> **SET PROBLEM**:
Identify the lines holding "della" and copy them.

(Stored entries)
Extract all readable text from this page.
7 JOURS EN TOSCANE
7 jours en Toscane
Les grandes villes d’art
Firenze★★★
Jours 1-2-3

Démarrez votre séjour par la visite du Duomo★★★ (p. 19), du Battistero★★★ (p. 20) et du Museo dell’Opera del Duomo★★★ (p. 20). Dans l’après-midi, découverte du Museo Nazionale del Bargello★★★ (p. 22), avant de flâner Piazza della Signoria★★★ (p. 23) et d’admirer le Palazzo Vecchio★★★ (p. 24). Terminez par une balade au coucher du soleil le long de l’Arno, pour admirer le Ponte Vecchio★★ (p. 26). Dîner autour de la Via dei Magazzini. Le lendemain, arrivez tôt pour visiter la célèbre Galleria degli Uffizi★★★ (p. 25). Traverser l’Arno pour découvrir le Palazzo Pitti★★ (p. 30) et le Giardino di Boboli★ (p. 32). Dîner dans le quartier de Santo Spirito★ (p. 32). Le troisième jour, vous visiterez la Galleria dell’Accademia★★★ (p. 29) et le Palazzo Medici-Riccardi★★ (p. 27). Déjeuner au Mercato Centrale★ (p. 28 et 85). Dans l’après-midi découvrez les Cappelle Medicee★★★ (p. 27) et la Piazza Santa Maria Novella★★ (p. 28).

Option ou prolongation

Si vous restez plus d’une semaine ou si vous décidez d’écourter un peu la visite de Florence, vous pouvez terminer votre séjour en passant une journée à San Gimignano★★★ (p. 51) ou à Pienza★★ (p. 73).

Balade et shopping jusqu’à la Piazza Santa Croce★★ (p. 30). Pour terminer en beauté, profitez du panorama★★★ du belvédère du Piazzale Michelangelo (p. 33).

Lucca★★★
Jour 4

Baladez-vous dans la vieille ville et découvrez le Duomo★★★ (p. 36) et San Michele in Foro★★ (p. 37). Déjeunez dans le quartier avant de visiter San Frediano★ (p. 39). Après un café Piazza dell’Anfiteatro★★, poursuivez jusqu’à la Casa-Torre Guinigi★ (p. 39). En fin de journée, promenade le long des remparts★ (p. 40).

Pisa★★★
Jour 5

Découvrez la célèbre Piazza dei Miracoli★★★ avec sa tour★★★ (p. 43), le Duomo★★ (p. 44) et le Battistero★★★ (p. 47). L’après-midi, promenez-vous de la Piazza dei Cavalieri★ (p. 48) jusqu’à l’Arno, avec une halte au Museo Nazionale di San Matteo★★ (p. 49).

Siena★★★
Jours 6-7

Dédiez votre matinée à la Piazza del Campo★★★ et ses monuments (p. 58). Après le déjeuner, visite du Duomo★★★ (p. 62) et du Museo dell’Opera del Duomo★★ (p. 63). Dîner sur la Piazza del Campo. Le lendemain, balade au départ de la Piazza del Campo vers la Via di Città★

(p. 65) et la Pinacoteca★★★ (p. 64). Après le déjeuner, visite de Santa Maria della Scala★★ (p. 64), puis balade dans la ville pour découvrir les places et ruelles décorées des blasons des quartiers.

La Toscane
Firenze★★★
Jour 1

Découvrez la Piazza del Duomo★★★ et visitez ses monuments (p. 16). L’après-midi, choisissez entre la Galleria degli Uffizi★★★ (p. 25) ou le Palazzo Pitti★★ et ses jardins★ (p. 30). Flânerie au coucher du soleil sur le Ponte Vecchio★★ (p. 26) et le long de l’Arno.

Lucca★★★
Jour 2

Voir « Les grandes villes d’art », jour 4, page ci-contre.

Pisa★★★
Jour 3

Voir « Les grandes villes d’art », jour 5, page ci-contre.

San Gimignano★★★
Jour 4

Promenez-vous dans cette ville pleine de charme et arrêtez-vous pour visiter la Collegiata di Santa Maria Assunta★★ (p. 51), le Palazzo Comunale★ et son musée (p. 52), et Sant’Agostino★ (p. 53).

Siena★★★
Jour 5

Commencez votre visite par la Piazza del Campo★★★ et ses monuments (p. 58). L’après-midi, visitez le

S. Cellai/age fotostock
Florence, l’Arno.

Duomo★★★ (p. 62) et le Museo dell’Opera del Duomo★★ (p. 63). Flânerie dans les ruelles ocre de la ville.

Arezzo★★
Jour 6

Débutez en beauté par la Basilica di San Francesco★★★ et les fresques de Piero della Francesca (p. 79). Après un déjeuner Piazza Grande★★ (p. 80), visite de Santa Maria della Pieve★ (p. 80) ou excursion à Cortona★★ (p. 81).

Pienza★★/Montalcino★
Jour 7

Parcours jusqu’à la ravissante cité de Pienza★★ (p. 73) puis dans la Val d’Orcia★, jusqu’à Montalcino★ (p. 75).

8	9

> **FINISHED TASK**:
Démarrez votre séjour par la visite du Duomo★★★ (p. 19), du Battistero★★★ (p. 20) et du Museo dell’Opera del Duomo★★★ (p. 20). Dans l’après-midi, découverte du Museo Nazionale del Bargello★★★ (p. 22), avant de flâner Piazza della Signoria★★★ (p. 23) et d’admirer le Palazzo Vecchio★★★ (p. 24). Terminez par une balade au coucher du soleil le long de l’Arno, pour admirer le Ponte Vecchio★★ (p. 26). Dîner autour de la Via dei Magazzini. Le lendemain, arrivez tôt pour visiter la célèbre Galleria degli Uffizi★★★ (p. 25). Traverser l’Arno pour découvrir le Palazzo Pitti★★ (p. 30) et le Giardino di Boboli★ (p. 32). Dîner dans le quartier de Santo Spirito★ (p. 32). Le troisième jour, vous visiterez la Galleria dell’Accademia★★★ (p. 29) et le Palazzo Medici-Riccardi★★ (p. 27). Déjeuner au Mercato Centrale★ (p. 28 et 85). Dans l’après-midi découvrez les Cappelle Medicee★★★ (p. 27) et la Piazza Santa Maria Novella★★ (p. 28).
(p. 65) et la Pinacoteca★★★ (p. 64). Après le déjeuner, visite de Santa Maria della Scala★★ (p. 64), puis balade dans la ville pour découvrir les places et ruelles décorées des blasons des quartiers.
Débutez en beauté par la Basilica di San Francesco★★★ et les fresques de Piero della Francesca (p. 79). Après un déjeuner Piazza Grande★★ (p. 80), visite de Santa Maria della Pieve★ (p. 80) ou excursion à Cortona★★ (p. 81).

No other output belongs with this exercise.